Start of Listing

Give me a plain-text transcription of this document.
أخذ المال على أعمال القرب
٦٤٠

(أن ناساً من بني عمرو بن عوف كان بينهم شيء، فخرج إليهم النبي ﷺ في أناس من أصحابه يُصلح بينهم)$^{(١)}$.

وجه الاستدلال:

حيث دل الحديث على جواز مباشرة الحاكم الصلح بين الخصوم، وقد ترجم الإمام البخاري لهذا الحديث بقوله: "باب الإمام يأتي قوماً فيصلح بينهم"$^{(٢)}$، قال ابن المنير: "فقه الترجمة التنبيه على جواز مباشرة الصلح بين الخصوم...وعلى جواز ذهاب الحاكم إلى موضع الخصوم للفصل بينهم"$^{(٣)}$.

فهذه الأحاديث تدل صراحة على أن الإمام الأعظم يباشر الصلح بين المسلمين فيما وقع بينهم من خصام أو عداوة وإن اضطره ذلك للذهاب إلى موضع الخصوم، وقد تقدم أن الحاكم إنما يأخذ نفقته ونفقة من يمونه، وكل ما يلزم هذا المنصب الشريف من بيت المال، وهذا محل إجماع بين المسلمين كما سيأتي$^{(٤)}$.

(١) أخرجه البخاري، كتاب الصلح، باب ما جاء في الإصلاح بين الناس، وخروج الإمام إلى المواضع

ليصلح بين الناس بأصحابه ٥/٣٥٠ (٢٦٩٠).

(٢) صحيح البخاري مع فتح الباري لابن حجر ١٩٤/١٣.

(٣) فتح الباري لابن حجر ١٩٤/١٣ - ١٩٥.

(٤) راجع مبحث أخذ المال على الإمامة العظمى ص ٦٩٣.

End of Listing

▶ [Requirements] Lines holding the word "الناس" in the entries above are the ones to pull out. Copy them all.

▶ [Task result]
(١) أخرجه البخاري، كتاب الصلح، باب ما جاء في الإصلاح بين الناس، وخروج الإمام إلى المواضع
ليصلح بين الناس بأصحابه ٥/٣٥٠ (٢٦٩٠).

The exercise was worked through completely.